--- Work to complete ---
Write out all of the lines below, exactly and completely.

[Raw records]
** Begin **
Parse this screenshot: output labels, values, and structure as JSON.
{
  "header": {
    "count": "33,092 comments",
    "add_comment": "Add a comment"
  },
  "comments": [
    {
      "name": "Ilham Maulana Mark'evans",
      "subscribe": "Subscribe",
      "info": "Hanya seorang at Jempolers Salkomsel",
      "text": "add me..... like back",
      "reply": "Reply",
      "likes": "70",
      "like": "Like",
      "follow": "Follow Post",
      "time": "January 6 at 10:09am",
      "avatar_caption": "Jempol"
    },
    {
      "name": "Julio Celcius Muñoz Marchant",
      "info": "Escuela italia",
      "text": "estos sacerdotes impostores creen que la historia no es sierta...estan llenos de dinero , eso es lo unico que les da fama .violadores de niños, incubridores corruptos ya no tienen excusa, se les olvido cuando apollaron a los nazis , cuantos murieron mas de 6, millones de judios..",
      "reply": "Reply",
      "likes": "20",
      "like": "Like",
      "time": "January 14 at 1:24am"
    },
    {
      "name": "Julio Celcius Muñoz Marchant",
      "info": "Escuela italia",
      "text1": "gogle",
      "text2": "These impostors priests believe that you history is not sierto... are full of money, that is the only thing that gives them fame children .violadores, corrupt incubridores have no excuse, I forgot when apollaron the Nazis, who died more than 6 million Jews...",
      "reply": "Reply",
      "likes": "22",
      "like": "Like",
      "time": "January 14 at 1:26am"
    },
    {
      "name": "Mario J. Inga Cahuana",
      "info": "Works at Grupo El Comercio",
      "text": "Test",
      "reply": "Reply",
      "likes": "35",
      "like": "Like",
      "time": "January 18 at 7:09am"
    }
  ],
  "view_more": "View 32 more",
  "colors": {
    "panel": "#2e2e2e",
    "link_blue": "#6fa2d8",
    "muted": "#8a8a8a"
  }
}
** End **
--- Result of this task ---
Parse this screenshot: output labels, values, and structure as JSON.
{
  "header": {
    "count": "33,092 comments",
    "add_comment": "Add a comment"
  },
  "comments": [
    {
      "name": "Ilham Maulana Mark'evans",
      "subscribe": "Subscribe",
      "info": "Hanya seorang at Jempolers Salkomsel",
      "text": "add me..... like back",
      "reply": "Reply",
      "likes": "70",
      "like": "Like",
      "follow": "Follow Post",
      "time": "January 6 at 10:09am",
      "avatar_caption": "Jempol"
    },
    {
      "name": "Julio Celcius Muñoz Marchant",
      "info": "Escuela italia",
      "text": "estos sacerdotes impostores creen que la historia no es sierta...estan llenos de dinero , eso es lo unico que les da fama .violadores de niños, incubridores corruptos ya no tienen excusa, se les olvido cuando apollaron a los nazis , cuantos murieron mas de 6, millones de judios..",
      "reply": "Reply",
      "likes": "20",
      "like": "Like",
      "time": "January 14 at 1:24am"
    },
    {
      "name": "Julio Celcius Muñoz Marchant",
      "info": "Escuela italia",
      "text1": "gogle",
      "text2": "These impostors priests believe that you history is not sierto... are full of money, that is the only thing that gives them fame children .violadores, corrupt incubridores have no excuse, I forgot when apollaron the Nazis, who died more than 6 million Jews...",
      "reply": "Reply",
      "likes": "22",
      "like": "Like",
      "time": "January 14 at 1:26am"
    },
    {
      "name": "Mario J. Inga Cahuana",
      "info": "Works at Grupo El Comercio",
      "text": "Test",
      "reply": "Reply",
      "likes": "35",
      "like": "Like",
      "time": "January 18 at 7:09am"
    }
  ],
  "view_more": "View 32 more",
  "colors": {
    "panel": "#2e2e2e",
    "link_blue": "#6fa2d8",
    "muted": "#8a8a8a"
  }
}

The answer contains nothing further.